[AIM] Gather, from the listing beneath this task, every line holding the string "JSON".

[DATA IN THIS EXERCISE]
# # # #
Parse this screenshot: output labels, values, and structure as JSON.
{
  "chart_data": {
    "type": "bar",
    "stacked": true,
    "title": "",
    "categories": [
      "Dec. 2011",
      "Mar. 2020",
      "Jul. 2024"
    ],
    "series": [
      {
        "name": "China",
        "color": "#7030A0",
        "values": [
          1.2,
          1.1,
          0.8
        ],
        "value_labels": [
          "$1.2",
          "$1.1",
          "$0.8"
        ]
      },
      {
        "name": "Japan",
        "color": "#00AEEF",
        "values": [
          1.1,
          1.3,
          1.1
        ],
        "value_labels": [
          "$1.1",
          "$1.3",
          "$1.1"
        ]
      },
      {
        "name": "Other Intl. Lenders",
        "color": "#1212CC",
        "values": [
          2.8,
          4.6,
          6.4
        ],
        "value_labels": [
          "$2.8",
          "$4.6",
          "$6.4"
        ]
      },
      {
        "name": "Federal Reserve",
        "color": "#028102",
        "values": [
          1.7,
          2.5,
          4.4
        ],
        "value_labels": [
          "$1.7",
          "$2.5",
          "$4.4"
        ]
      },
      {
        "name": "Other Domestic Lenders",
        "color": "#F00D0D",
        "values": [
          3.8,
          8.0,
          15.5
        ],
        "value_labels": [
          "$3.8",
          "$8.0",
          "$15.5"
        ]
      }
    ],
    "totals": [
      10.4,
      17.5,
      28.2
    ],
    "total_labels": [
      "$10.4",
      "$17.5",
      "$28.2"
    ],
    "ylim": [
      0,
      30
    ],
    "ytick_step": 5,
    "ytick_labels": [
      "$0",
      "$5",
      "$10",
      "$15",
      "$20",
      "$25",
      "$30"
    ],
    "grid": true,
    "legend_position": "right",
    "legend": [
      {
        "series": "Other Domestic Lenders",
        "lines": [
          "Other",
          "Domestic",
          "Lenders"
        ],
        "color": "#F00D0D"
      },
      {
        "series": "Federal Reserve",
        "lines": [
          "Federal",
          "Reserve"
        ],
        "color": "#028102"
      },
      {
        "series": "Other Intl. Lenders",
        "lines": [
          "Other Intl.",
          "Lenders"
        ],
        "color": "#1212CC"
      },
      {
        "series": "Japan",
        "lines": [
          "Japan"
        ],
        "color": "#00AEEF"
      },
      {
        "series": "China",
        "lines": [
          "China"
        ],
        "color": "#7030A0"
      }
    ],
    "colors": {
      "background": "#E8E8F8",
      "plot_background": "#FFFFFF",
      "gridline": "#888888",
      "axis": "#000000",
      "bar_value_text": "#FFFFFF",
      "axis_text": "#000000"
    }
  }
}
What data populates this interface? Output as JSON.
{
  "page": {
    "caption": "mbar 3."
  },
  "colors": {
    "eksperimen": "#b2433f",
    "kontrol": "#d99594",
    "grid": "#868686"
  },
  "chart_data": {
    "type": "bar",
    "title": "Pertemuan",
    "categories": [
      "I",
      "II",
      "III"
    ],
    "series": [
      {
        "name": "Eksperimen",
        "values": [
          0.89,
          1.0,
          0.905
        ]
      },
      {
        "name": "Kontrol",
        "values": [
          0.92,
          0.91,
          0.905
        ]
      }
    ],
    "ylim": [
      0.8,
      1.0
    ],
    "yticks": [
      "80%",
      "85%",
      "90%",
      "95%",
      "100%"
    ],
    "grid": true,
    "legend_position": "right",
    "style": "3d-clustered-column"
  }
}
# # # #
[THE ANSWER]
Parse this screenshot: output labels, values, and structure as JSON.
What data populates this interface? Output as JSON.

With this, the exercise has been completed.